>> START SOURCE RECORDS
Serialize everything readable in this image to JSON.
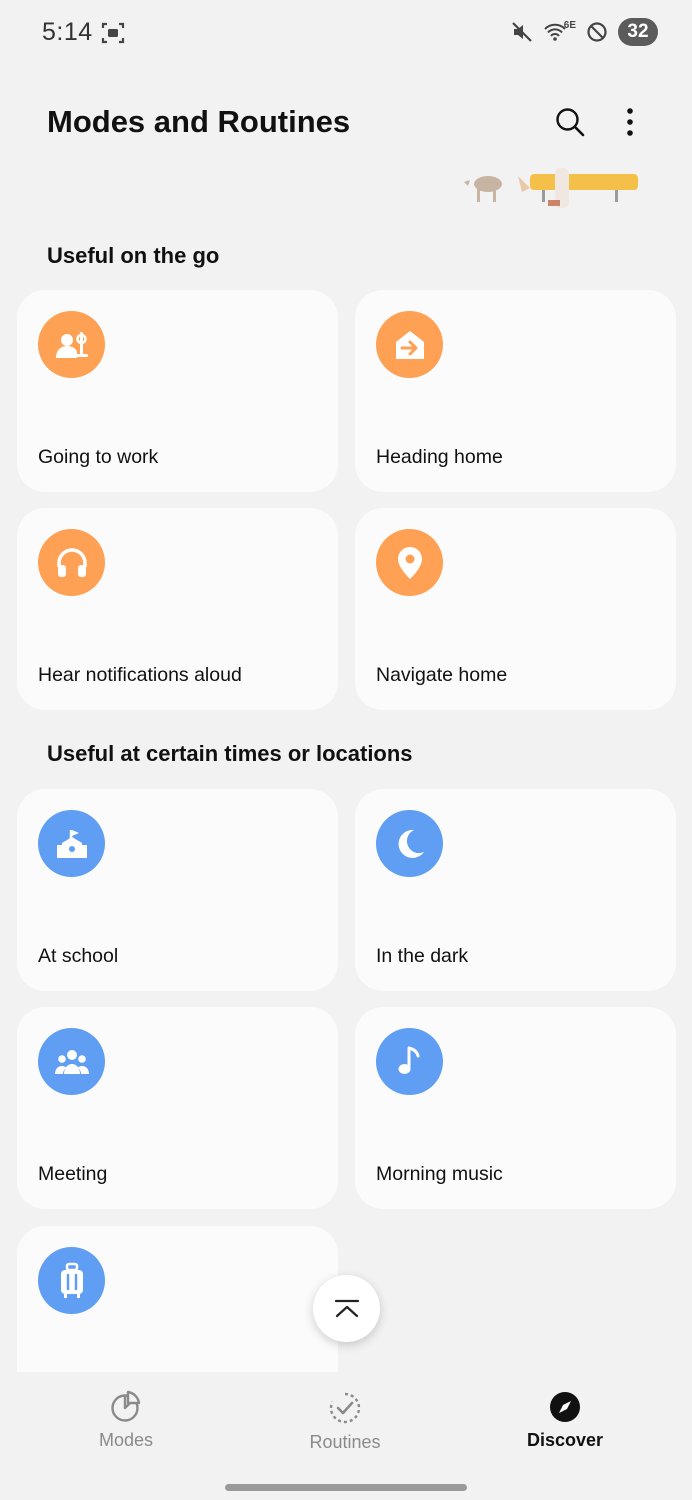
{
  "status_bar": {
    "time": "5:14",
    "network_label": "6E",
    "battery": "32"
  },
  "header": {
    "title": "Modes and Routines",
    "search_icon": "search-icon",
    "more_icon": "more-vertical-icon"
  },
  "sections": [
    {
      "title": "Useful on the go",
      "cards": [
        {
          "label": "Going to work",
          "icon": "commute-icon",
          "color": "#ffa154"
        },
        {
          "label": "Heading home",
          "icon": "home-arrow-icon",
          "color": "#ffa154"
        },
        {
          "label": "Hear notifications aloud",
          "icon": "headphones-icon",
          "color": "#ffa154"
        },
        {
          "label": "Navigate home",
          "icon": "location-pin-icon",
          "color": "#ffa154"
        }
      ]
    },
    {
      "title": "Useful at certain times or locations",
      "cards": [
        {
          "label": "At school",
          "icon": "school-icon",
          "color": "#5f9ef2"
        },
        {
          "label": "In the dark",
          "icon": "moon-icon",
          "color": "#5f9ef2"
        },
        {
          "label": "Meeting",
          "icon": "people-icon",
          "color": "#5f9ef2"
        },
        {
          "label": "Morning music",
          "icon": "music-note-icon",
          "color": "#5f9ef2"
        },
        {
          "label": "",
          "icon": "luggage-icon",
          "color": "#5f9ef2"
        }
      ]
    }
  ],
  "bottom_nav": {
    "items": [
      {
        "label": "Modes",
        "icon": "modes-icon",
        "active": false
      },
      {
        "label": "Routines",
        "icon": "routines-icon",
        "active": false
      },
      {
        "label": "Discover",
        "icon": "discover-icon",
        "active": true
      }
    ]
  }
}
>> END SOURCE RECORDS
▶ [WHAT YOU SHOULD DO] Reproduce each line holding the word "home".

▶ [FINISHED TASK]
          "label": "Heading home",
          "icon": "home-arrow-icon",
          "label": "Navigate home",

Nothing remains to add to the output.